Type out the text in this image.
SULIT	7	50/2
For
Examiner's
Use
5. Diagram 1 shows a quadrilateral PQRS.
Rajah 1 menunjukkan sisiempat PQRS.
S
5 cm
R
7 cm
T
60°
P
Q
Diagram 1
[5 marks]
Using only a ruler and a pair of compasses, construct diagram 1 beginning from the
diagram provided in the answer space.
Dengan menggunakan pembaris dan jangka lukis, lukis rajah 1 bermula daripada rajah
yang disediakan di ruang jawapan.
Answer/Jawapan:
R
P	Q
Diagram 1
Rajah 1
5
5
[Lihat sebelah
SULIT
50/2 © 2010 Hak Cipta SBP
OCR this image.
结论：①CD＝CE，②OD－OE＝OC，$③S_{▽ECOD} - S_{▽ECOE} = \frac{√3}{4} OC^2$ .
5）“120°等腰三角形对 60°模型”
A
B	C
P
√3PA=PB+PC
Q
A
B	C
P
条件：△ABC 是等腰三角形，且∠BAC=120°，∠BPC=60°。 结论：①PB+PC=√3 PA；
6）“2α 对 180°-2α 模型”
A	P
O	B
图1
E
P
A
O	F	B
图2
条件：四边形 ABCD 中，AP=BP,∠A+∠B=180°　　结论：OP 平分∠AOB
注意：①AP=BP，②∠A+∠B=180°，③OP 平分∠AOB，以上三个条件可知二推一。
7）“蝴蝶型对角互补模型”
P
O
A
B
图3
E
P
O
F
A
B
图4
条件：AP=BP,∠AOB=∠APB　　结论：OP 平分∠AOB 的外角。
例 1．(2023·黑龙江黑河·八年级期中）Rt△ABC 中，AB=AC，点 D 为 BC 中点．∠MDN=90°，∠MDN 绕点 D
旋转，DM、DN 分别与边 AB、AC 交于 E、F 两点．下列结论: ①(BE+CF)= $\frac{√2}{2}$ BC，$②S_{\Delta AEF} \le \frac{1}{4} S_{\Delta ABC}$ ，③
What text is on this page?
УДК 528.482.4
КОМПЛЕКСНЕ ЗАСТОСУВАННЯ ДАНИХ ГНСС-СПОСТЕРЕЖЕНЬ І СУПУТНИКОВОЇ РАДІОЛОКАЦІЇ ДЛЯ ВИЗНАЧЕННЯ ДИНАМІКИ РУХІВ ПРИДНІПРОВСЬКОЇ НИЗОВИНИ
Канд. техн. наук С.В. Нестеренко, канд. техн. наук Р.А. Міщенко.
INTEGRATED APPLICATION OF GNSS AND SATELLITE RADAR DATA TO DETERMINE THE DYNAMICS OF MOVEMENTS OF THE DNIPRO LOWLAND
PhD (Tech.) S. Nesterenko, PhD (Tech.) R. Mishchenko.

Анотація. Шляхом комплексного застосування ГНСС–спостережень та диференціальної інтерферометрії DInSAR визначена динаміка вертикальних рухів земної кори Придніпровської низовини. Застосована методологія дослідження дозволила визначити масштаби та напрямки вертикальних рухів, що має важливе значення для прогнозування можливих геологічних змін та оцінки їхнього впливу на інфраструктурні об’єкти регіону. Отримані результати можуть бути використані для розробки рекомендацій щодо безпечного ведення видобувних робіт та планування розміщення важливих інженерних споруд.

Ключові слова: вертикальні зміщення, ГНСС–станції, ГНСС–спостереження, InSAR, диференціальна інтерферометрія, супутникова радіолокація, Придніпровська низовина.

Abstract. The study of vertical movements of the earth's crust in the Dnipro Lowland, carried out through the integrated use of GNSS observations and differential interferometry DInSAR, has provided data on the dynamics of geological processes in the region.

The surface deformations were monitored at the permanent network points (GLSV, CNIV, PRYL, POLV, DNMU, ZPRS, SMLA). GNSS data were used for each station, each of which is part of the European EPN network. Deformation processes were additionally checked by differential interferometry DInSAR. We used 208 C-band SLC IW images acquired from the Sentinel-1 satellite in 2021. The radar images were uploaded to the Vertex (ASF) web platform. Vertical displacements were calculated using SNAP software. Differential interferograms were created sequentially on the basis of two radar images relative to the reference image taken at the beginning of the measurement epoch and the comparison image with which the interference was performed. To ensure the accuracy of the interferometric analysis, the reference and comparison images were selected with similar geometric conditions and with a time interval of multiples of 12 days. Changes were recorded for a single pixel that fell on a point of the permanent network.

# # # #

Exactly reproduce all of the entries.

Type out the text in this image.
SULIT	7	50/2
For
Examiner's
Use
5. Diagram 1 shows a quadrilateral PQRS.
Rajah 1 menunjukkan sisiempat PQRS.
S
5 cm
R
7 cm
T
60°
P
Q
Diagram 1
[5 marks]
Using only a ruler and a pair of compasses, construct diagram 1 beginning from the
diagram provided in the answer space.
Dengan menggunakan pembaris dan jangka lukis, lukis rajah 1 bermula daripada rajah
yang disediakan di ruang jawapan.
Answer/Jawapan:
R
P	Q
Diagram 1
Rajah 1
5
5
[Lihat sebelah
SULIT
50/2 © 2010 Hak Cipta SBP
OCR this image.
结论：①CD＝CE，②OD－OE＝OC，$③S_{▽ECOD} - S_{▽ECOE} = \frac{√3}{4} OC^2$ .
5）“120°等腰三角形对 60°模型”
A
B	C
P
√3PA=PB+PC
Q
A
B	C
P
条件：△ABC 是等腰三角形，且∠BAC=120°，∠BPC=60°。 结论：①PB+PC=√3 PA；
6）“2α 对 180°-2α 模型”
A	P
O	B
图1
E
P
A
O	F	B
图2
条件：四边形 ABCD 中，AP=BP,∠A+∠B=180°　　结论：OP 平分∠AOB
注意：①AP=BP，②∠A+∠B=180°，③OP 平分∠AOB，以上三个条件可知二推一。
7）“蝴蝶型对角互补模型”
P
O
A
B
图3
E
P
O
F
A
B
图4
条件：AP=BP,∠AOB=∠APB　　结论：OP 平分∠AOB 的外角。
例 1．(2023·黑龙江黑河·八年级期中）Rt△ABC 中，AB=AC，点 D 为 BC 中点．∠MDN=90°，∠MDN 绕点 D
旋转，DM、DN 分别与边 AB、AC 交于 E、F 两点．下列结论: ①(BE+CF)= $\frac{√2}{2}$ BC，$②S_{\Delta AEF} \le \frac{1}{4} S_{\Delta ABC}$ ，③
What text is on this page?
УДК 528.482.4
КОМПЛЕКСНЕ ЗАСТОСУВАННЯ ДАНИХ ГНСС-СПОСТЕРЕЖЕНЬ І СУПУТНИКОВОЇ РАДІОЛОКАЦІЇ ДЛЯ ВИЗНАЧЕННЯ ДИНАМІКИ РУХІВ ПРИДНІПРОВСЬКОЇ НИЗОВИНИ
Канд. техн. наук С.В. Нестеренко, канд. техн. наук Р.А. Міщенко.
INTEGRATED APPLICATION OF GNSS AND SATELLITE RADAR DATA TO DETERMINE THE DYNAMICS OF MOVEMENTS OF THE DNIPRO LOWLAND
PhD (Tech.) S. Nesterenko, PhD (Tech.) R. Mishchenko.

Анотація. Шляхом комплексного застосування ГНСС–спостережень та диференціальної інтерферометрії DInSAR визначена динаміка вертикальних рухів земної кори Придніпровської низовини. Застосована методологія дослідження дозволила визначити масштаби та напрямки вертикальних рухів, що має важливе значення для прогнозування можливих геологічних змін та оцінки їхнього впливу на інфраструктурні об’єкти регіону. Отримані результати можуть бути використані для розробки рекомендацій щодо безпечного ведення видобувних робіт та планування розміщення важливих інженерних споруд.

Ключові слова: вертикальні зміщення, ГНСС–станції, ГНСС–спостереження, InSAR, диференціальна інтерферометрія, супутникова радіолокація, Придніпровська низовина.

Abstract. The study of vertical movements of the earth's crust in the Dnipro Lowland, carried out through the integrated use of GNSS observations and differential interferometry DInSAR, has provided data on the dynamics of geological processes in the region.

The surface deformations were monitored at the permanent network points (GLSV, CNIV, PRYL, POLV, DNMU, ZPRS, SMLA). GNSS data were used for each station, each of which is part of the European EPN network. Deformation processes were additionally checked by differential interferometry DInSAR. We used 208 C-band SLC IW images acquired from the Sentinel-1 satellite in 2021. The radar images were uploaded to the Vertex (ASF) web platform. Vertical displacements were calculated using SNAP software. Differential interferograms were created sequentially on the basis of two radar images relative to the reference image taken at the beginning of the measurement epoch and the comparison image with which the interference was performed. To ensure the accuracy of the interferometric analysis, the reference and comparison images were selected with similar geometric conditions and with a time interval of multiples of 12 days. Changes were recorded for a single pixel that fell on a point of the permanent network.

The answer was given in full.